Write out all of the records precisely. Skip anything that is a picture.

Entries taken from a collection —
============

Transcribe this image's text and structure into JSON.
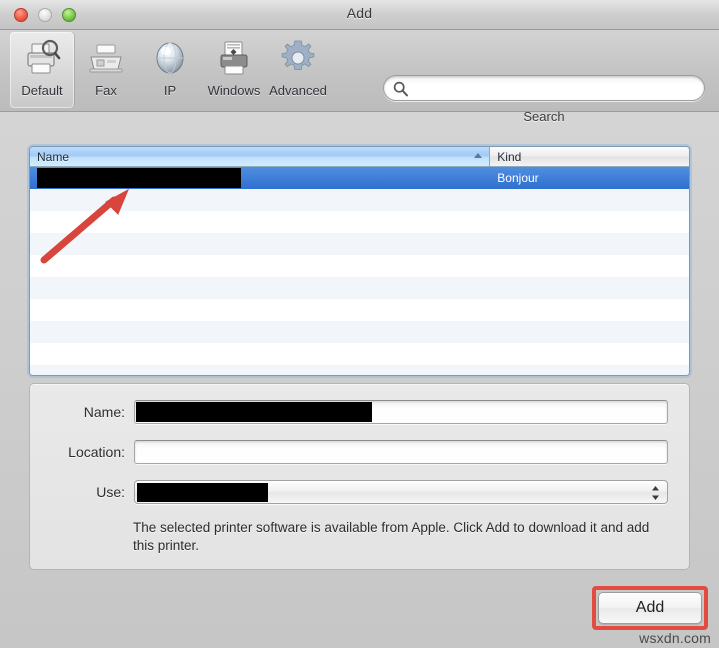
{
  "window": {
    "title": "Add",
    "traffic_lights": [
      {
        "name": "close",
        "color": "#f0624d",
        "enabled": true
      },
      {
        "name": "minimize",
        "color": "#e2e2e2",
        "enabled": false
      },
      {
        "name": "zoom",
        "color": "#7fca4e",
        "enabled": true
      }
    ]
  },
  "toolbar": {
    "items": [
      {
        "label": "Default",
        "icon": "default-printer-icon",
        "selected": true
      },
      {
        "label": "Fax",
        "icon": "fax-icon",
        "selected": false
      },
      {
        "label": "IP",
        "icon": "globe-icon",
        "selected": false
      },
      {
        "label": "Windows",
        "icon": "windows-printer-icon",
        "selected": false
      },
      {
        "label": "Advanced",
        "icon": "gear-icon",
        "selected": false
      }
    ]
  },
  "search": {
    "value": "",
    "placeholder": "",
    "caption": "Search",
    "icon": "search-icon"
  },
  "printer_list": {
    "columns": [
      {
        "label": "Name",
        "sorted": true,
        "sort_direction": "ascending"
      },
      {
        "label": "Kind",
        "sorted": false,
        "sort_direction": ""
      }
    ],
    "rows": [
      {
        "name": "",
        "name_redacted": true,
        "kind": "Bonjour",
        "selected": true
      }
    ],
    "empty_row_count": 9
  },
  "form": {
    "name": {
      "label": "Name:",
      "value": "",
      "redacted": true
    },
    "location": {
      "label": "Location:",
      "value": "",
      "redacted": false
    },
    "use": {
      "label": "Use:",
      "value": "",
      "redacted": true
    },
    "help_text": "The selected printer software is available from Apple. Click Add to download it and add this printer."
  },
  "actions": {
    "add_label": "Add"
  },
  "annotations": {
    "arrow_color": "#d8453c",
    "highlight_color": "#e24a42",
    "arrow_target": "selected-printer-row",
    "highlight_target": "add-button"
  },
  "watermark": {
    "text": "wsxdn.com"
  },
  "colors": {
    "selection_blue": "#3a7bd5",
    "header_blue": "#9fcaf6",
    "window_gray": "#c6c6c6"
  }
}
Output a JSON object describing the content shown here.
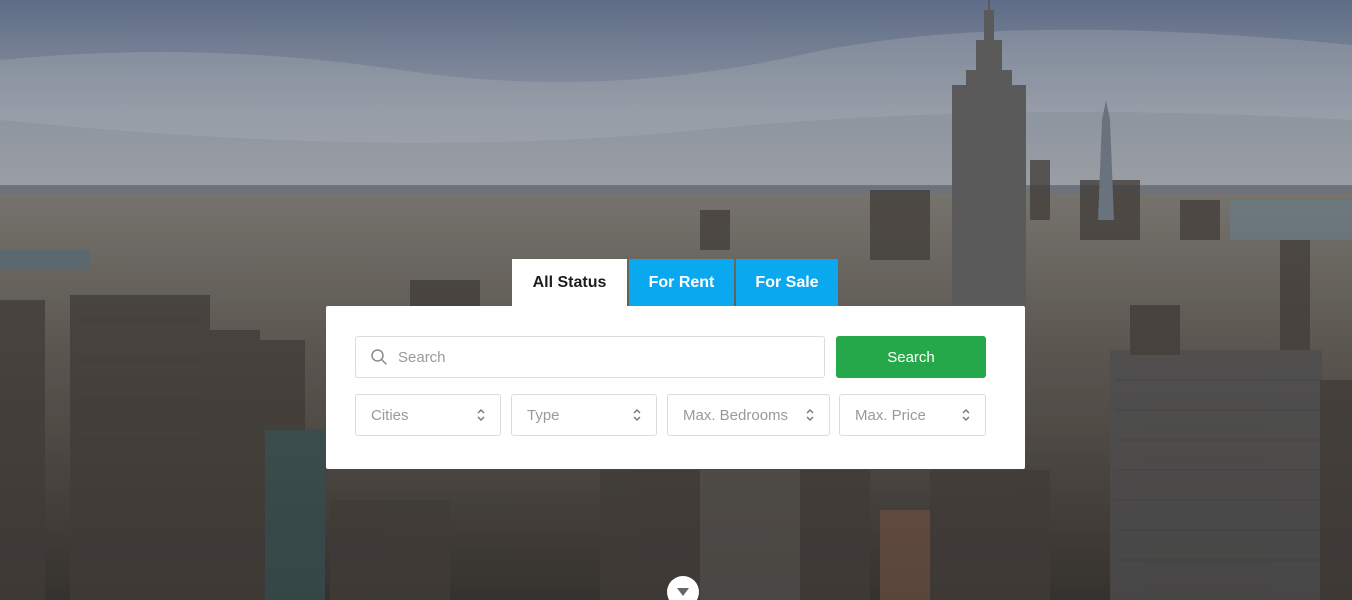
{
  "tabs": [
    {
      "label": "All Status",
      "active": true
    },
    {
      "label": "For Rent",
      "active": false
    },
    {
      "label": "For Sale",
      "active": false
    }
  ],
  "search": {
    "placeholder": "Search",
    "button_label": "Search",
    "icon": "search-icon"
  },
  "filters": [
    {
      "label": "Cities",
      "icon": "chevron-updown-icon"
    },
    {
      "label": "Type",
      "icon": "chevron-updown-icon"
    },
    {
      "label": "Max. Bedrooms",
      "icon": "chevron-updown-icon"
    },
    {
      "label": "Max. Price",
      "icon": "chevron-updown-icon"
    }
  ],
  "scroll_down": {
    "icon": "chevron-down-icon"
  },
  "colors": {
    "tab_blue": "#0aa8ee",
    "search_green": "#24a84a",
    "panel_bg": "#ffffff"
  }
}
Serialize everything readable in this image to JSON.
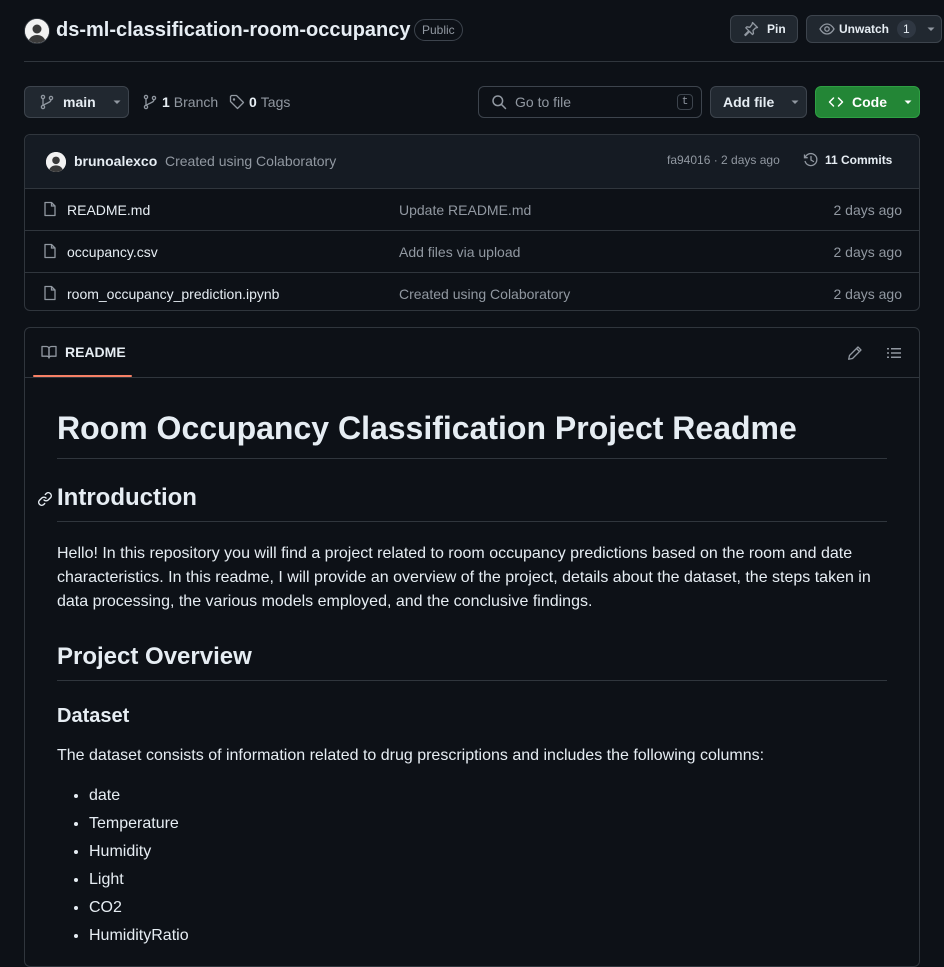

============

THE ANSWER —
Transcribe this image's text and structure into JSON.
{
  "window": {
    "title": "Add",
    "traffic_lights": [
      {
        "name": "close",
        "color": "#f0624d",
        "enabled": true
      },
      {
        "name": "minimize",
        "color": "#e2e2e2",
        "enabled": false
      },
      {
        "name": "zoom",
        "color": "#7fca4e",
        "enabled": true
      }
    ]
  },
  "toolbar": {
    "items": [
      {
        "label": "Default",
        "icon": "default-printer-icon",
        "selected": true
      },
      {
        "label": "Fax",
        "icon": "fax-icon",
        "selected": false
      },
      {
        "label": "IP",
        "icon": "globe-icon",
        "selected": false
      },
      {
        "label": "Windows",
        "icon": "windows-printer-icon",
        "selected": false
      },
      {
        "label": "Advanced",
        "icon": "gear-icon",
        "selected": false
      }
    ]
  },
  "search": {
    "value": "",
    "placeholder": "",
    "caption": "Search",
    "icon": "search-icon"
  },
  "printer_list": {
    "columns": [
      {
        "label": "Name",
        "sorted": true,
        "sort_direction": "ascending"
      },
      {
        "label": "Kind",
        "sorted": false,
        "sort_direction": ""
      }
    ],
    "rows": [
      {
        "name": "",
        "name_redacted": true,
        "kind": "Bonjour",
        "selected": true
      }
    ],
    "empty_row_count": 9
  },
  "form": {
    "name": {
      "label": "Name:",
      "value": "",
      "redacted": true
    },
    "location": {
      "label": "Location:",
      "value": "",
      "redacted": false
    },
    "use": {
      "label": "Use:",
      "value": "",
      "redacted": true
    },
    "help_text": "The selected printer software is available from Apple. Click Add to download it and add this printer."
  },
  "actions": {
    "add_label": "Add"
  },
  "annotations": {
    "arrow_color": "#d8453c",
    "highlight_color": "#e24a42",
    "arrow_target": "selected-printer-row",
    "highlight_target": "add-button"
  },
  "watermark": {
    "text": "wsxdn.com"
  },
  "colors": {
    "selection_blue": "#3a7bd5",
    "header_blue": "#9fcaf6",
    "window_gray": "#c6c6c6"
  }
}
Output a JSON object describing the content shown here.
{
  "tabs": [
    {
      "label": "All Status",
      "active": true
    },
    {
      "label": "For Rent",
      "active": false
    },
    {
      "label": "For Sale",
      "active": false
    }
  ],
  "search": {
    "placeholder": "Search",
    "button_label": "Search",
    "icon": "search-icon"
  },
  "filters": [
    {
      "label": "Cities",
      "icon": "chevron-updown-icon"
    },
    {
      "label": "Type",
      "icon": "chevron-updown-icon"
    },
    {
      "label": "Max. Bedrooms",
      "icon": "chevron-updown-icon"
    },
    {
      "label": "Max. Price",
      "icon": "chevron-updown-icon"
    }
  ],
  "scroll_down": {
    "icon": "chevron-down-icon"
  },
  "colors": {
    "tab_blue": "#0aa8ee",
    "search_green": "#24a84a",
    "panel_bg": "#ffffff"
  }
}
Serialize everything readable in this image to JSON.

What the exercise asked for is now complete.